• _Given instruction_
Using the listing below, report all lines holding the word "ALLESTREE".

※ ※ ※

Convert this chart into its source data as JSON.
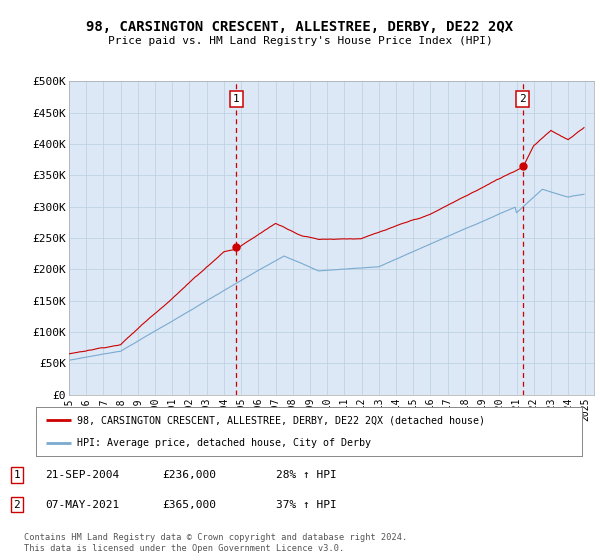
{
  "title": "98, CARSINGTON CRESCENT, ALLESTREE, DERBY, DE22 2QX",
  "subtitle": "Price paid vs. HM Land Registry's House Price Index (HPI)",
  "ylim": [
    0,
    500000
  ],
  "yticks": [
    0,
    50000,
    100000,
    150000,
    200000,
    250000,
    300000,
    350000,
    400000,
    450000,
    500000
  ],
  "ytick_labels": [
    "£0",
    "£50K",
    "£100K",
    "£150K",
    "£200K",
    "£250K",
    "£300K",
    "£350K",
    "£400K",
    "£450K",
    "£500K"
  ],
  "plot_bg_color": "#dce8f5",
  "line1_color": "#cc0000",
  "line2_color": "#7aaad0",
  "marker_color": "#cc0000",
  "ann_box_color": "#cc0000",
  "point1_x": 2004.72,
  "point1_y": 236000,
  "point2_x": 2021.36,
  "point2_y": 365000,
  "legend1_label": "98, CARSINGTON CRESCENT, ALLESTREE, DERBY, DE22 2QX (detached house)",
  "legend2_label": "HPI: Average price, detached house, City of Derby",
  "ann1_label": "1",
  "ann2_label": "2",
  "ann1_date": "21-SEP-2004",
  "ann1_price": "£236,000",
  "ann1_hpi": "28% ↑ HPI",
  "ann2_date": "07-MAY-2021",
  "ann2_price": "£365,000",
  "ann2_hpi": "37% ↑ HPI",
  "footer": "Contains HM Land Registry data © Crown copyright and database right 2024.\nThis data is licensed under the Open Government Licence v3.0.",
  "xmin": 1995,
  "xmax": 2025.5
}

※ ※ ※

• _Written answer_
  "title": "98, CARSINGTON CRESCENT, ALLESTREE, DERBY, DE22 2QX",
  "legend1_label": "98, CARSINGTON CRESCENT, ALLESTREE, DERBY, DE22 2QX (detached house)",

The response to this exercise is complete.